Exercise aim
Take the entries below and reproduce them word for word.

Extracted data
--------------------

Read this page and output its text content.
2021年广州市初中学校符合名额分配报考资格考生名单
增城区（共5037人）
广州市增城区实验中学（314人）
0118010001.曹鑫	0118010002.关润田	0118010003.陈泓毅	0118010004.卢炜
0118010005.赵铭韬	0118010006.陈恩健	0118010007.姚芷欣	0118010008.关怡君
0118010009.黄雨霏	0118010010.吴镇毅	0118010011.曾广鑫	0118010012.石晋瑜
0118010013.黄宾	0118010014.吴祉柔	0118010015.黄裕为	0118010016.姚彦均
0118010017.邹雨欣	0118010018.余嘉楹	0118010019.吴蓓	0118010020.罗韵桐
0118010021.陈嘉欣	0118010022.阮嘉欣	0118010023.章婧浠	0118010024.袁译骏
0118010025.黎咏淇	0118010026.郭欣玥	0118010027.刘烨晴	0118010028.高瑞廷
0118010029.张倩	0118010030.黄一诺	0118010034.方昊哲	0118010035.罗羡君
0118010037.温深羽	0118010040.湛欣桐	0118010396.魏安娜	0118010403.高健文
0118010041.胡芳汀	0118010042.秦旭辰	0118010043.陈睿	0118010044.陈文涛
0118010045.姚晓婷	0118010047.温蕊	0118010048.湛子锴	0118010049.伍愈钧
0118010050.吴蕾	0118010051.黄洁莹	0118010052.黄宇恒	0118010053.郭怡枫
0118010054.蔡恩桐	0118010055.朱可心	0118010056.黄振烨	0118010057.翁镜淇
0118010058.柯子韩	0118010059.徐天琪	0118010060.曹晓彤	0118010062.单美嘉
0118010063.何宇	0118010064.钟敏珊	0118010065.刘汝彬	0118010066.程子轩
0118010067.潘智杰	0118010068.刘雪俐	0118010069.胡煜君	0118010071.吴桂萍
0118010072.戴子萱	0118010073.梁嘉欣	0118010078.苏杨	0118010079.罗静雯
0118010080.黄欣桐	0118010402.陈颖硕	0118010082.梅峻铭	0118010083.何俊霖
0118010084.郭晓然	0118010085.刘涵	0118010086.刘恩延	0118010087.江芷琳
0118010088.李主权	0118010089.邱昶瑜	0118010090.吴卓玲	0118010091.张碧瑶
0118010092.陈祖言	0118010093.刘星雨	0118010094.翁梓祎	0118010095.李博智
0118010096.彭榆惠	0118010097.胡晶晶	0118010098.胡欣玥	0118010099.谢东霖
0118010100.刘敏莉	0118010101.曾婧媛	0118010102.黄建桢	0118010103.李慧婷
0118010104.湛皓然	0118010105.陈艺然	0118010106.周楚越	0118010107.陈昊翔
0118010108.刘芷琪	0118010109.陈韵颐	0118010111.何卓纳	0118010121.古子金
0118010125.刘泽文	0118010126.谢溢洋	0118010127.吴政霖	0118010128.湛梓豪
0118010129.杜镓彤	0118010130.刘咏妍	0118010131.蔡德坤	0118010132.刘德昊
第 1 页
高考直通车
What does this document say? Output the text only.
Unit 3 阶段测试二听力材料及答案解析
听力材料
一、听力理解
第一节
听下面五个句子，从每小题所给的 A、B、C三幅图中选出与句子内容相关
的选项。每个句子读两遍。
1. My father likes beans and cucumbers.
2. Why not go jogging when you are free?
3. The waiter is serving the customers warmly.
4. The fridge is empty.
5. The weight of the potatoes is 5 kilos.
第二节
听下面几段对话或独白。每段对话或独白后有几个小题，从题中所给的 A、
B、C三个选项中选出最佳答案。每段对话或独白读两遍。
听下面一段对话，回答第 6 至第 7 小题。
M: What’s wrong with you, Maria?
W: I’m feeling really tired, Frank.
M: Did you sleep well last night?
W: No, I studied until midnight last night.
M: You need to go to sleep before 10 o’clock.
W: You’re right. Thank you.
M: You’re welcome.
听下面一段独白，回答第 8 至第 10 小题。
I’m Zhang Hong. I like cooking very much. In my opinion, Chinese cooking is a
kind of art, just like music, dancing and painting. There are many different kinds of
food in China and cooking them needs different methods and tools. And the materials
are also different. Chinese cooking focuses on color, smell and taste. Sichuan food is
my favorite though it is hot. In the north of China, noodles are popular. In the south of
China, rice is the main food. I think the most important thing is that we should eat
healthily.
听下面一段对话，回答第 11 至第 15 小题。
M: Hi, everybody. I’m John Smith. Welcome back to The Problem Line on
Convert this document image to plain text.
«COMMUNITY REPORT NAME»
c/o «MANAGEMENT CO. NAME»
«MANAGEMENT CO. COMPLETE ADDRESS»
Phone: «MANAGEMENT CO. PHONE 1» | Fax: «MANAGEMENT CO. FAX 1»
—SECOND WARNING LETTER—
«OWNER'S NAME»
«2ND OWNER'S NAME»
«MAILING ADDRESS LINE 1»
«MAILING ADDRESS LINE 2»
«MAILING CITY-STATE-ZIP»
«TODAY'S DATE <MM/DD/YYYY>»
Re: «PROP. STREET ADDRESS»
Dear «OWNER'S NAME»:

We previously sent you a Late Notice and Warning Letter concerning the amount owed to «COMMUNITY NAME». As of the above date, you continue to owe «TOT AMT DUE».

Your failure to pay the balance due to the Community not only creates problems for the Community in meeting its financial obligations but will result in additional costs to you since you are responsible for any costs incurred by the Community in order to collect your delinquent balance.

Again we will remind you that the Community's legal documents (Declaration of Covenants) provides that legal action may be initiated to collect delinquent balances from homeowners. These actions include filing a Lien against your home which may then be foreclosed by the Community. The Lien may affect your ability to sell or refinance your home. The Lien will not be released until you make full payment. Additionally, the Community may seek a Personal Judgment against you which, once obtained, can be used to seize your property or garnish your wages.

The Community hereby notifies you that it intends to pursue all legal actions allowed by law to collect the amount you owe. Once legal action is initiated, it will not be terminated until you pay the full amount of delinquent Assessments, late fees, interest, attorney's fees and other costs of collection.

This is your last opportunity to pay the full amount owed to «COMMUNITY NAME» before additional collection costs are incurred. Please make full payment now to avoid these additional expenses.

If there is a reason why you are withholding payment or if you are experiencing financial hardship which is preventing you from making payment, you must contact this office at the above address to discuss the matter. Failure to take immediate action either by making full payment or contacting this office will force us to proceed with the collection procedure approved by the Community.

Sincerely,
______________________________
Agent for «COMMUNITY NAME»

--------------------

Solution for this task
Read this page and output its text content.
2021年广州市初中学校符合名额分配报考资格考生名单
增城区（共5037人）
广州市增城区实验中学（314人）
0118010001.曹鑫	0118010002.关润田	0118010003.陈泓毅	0118010004.卢炜
0118010005.赵铭韬	0118010006.陈恩健	0118010007.姚芷欣	0118010008.关怡君
0118010009.黄雨霏	0118010010.吴镇毅	0118010011.曾广鑫	0118010012.石晋瑜
0118010013.黄宾	0118010014.吴祉柔	0118010015.黄裕为	0118010016.姚彦均
0118010017.邹雨欣	0118010018.余嘉楹	0118010019.吴蓓	0118010020.罗韵桐
0118010021.陈嘉欣	0118010022.阮嘉欣	0118010023.章婧浠	0118010024.袁译骏
0118010025.黎咏淇	0118010026.郭欣玥	0118010027.刘烨晴	0118010028.高瑞廷
0118010029.张倩	0118010030.黄一诺	0118010034.方昊哲	0118010035.罗羡君
0118010037.温深羽	0118010040.湛欣桐	0118010396.魏安娜	0118010403.高健文
0118010041.胡芳汀	0118010042.秦旭辰	0118010043.陈睿	0118010044.陈文涛
0118010045.姚晓婷	0118010047.温蕊	0118010048.湛子锴	0118010049.伍愈钧
0118010050.吴蕾	0118010051.黄洁莹	0118010052.黄宇恒	0118010053.郭怡枫
0118010054.蔡恩桐	0118010055.朱可心	0118010056.黄振烨	0118010057.翁镜淇
0118010058.柯子韩	0118010059.徐天琪	0118010060.曹晓彤	0118010062.单美嘉
0118010063.何宇	0118010064.钟敏珊	0118010065.刘汝彬	0118010066.程子轩
0118010067.潘智杰	0118010068.刘雪俐	0118010069.胡煜君	0118010071.吴桂萍
0118010072.戴子萱	0118010073.梁嘉欣	0118010078.苏杨	0118010079.罗静雯
0118010080.黄欣桐	0118010402.陈颖硕	0118010082.梅峻铭	0118010083.何俊霖
0118010084.郭晓然	0118010085.刘涵	0118010086.刘恩延	0118010087.江芷琳
0118010088.李主权	0118010089.邱昶瑜	0118010090.吴卓玲	0118010091.张碧瑶
0118010092.陈祖言	0118010093.刘星雨	0118010094.翁梓祎	0118010095.李博智
0118010096.彭榆惠	0118010097.胡晶晶	0118010098.胡欣玥	0118010099.谢东霖
0118010100.刘敏莉	0118010101.曾婧媛	0118010102.黄建桢	0118010103.李慧婷
0118010104.湛皓然	0118010105.陈艺然	0118010106.周楚越	0118010107.陈昊翔
0118010108.刘芷琪	0118010109.陈韵颐	0118010111.何卓纳	0118010121.古子金
0118010125.刘泽文	0118010126.谢溢洋	0118010127.吴政霖	0118010128.湛梓豪
0118010129.杜镓彤	0118010130.刘咏妍	0118010131.蔡德坤	0118010132.刘德昊
第 1 页
高考直通车
What does this document say? Output the text only.
Unit 3 阶段测试二听力材料及答案解析
听力材料
一、听力理解
第一节
听下面五个句子，从每小题所给的 A、B、C三幅图中选出与句子内容相关
的选项。每个句子读两遍。
1. My father likes beans and cucumbers.
2. Why not go jogging when you are free?
3. The waiter is serving the customers warmly.
4. The fridge is empty.
5. The weight of the potatoes is 5 kilos.
第二节
听下面几段对话或独白。每段对话或独白后有几个小题，从题中所给的 A、
B、C三个选项中选出最佳答案。每段对话或独白读两遍。
听下面一段对话，回答第 6 至第 7 小题。
M: What’s wrong with you, Maria?
W: I’m feeling really tired, Frank.
M: Did you sleep well last night?
W: No, I studied until midnight last night.
M: You need to go to sleep before 10 o’clock.
W: You’re right. Thank you.
M: You’re welcome.
听下面一段独白，回答第 8 至第 10 小题。
I’m Zhang Hong. I like cooking very much. In my opinion, Chinese cooking is a
kind of art, just like music, dancing and painting. There are many different kinds of
food in China and cooking them needs different methods and tools. And the materials
are also different. Chinese cooking focuses on color, smell and taste. Sichuan food is
my favorite though it is hot. In the north of China, noodles are popular. In the south of
China, rice is the main food. I think the most important thing is that we should eat
healthily.
听下面一段对话，回答第 11 至第 15 小题。
M: Hi, everybody. I’m John Smith. Welcome back to The Problem Line on
Convert this document image to plain text.
«COMMUNITY REPORT NAME»
c/o «MANAGEMENT CO. NAME»
«MANAGEMENT CO. COMPLETE ADDRESS»
Phone: «MANAGEMENT CO. PHONE 1» | Fax: «MANAGEMENT CO. FAX 1»
—SECOND WARNING LETTER—
«OWNER'S NAME»
«2ND OWNER'S NAME»
«MAILING ADDRESS LINE 1»
«MAILING ADDRESS LINE 2»
«MAILING CITY-STATE-ZIP»
«TODAY'S DATE <MM/DD/YYYY>»
Re: «PROP. STREET ADDRESS»
Dear «OWNER'S NAME»:

We previously sent you a Late Notice and Warning Letter concerning the amount owed to «COMMUNITY NAME». As of the above date, you continue to owe «TOT AMT DUE».

Your failure to pay the balance due to the Community not only creates problems for the Community in meeting its financial obligations but will result in additional costs to you since you are responsible for any costs incurred by the Community in order to collect your delinquent balance.

Again we will remind you that the Community's legal documents (Declaration of Covenants) provides that legal action may be initiated to collect delinquent balances from homeowners. These actions include filing a Lien against your home which may then be foreclosed by the Community. The Lien may affect your ability to sell or refinance your home. The Lien will not be released until you make full payment. Additionally, the Community may seek a Personal Judgment against you which, once obtained, can be used to seize your property or garnish your wages.

The Community hereby notifies you that it intends to pursue all legal actions allowed by law to collect the amount you owe. Once legal action is initiated, it will not be terminated until you pay the full amount of delinquent Assessments, late fees, interest, attorney's fees and other costs of collection.

This is your last opportunity to pay the full amount owed to «COMMUNITY NAME» before additional collection costs are incurred. Please make full payment now to avoid these additional expenses.

If there is a reason why you are withholding payment or if you are experiencing financial hardship which is preventing you from making payment, you must contact this office at the above address to discuss the matter. Failure to take immediate action either by making full payment or contacting this office will force us to proceed with the collection procedure approved by the Community.

Sincerely,
______________________________
Agent for «COMMUNITY NAME»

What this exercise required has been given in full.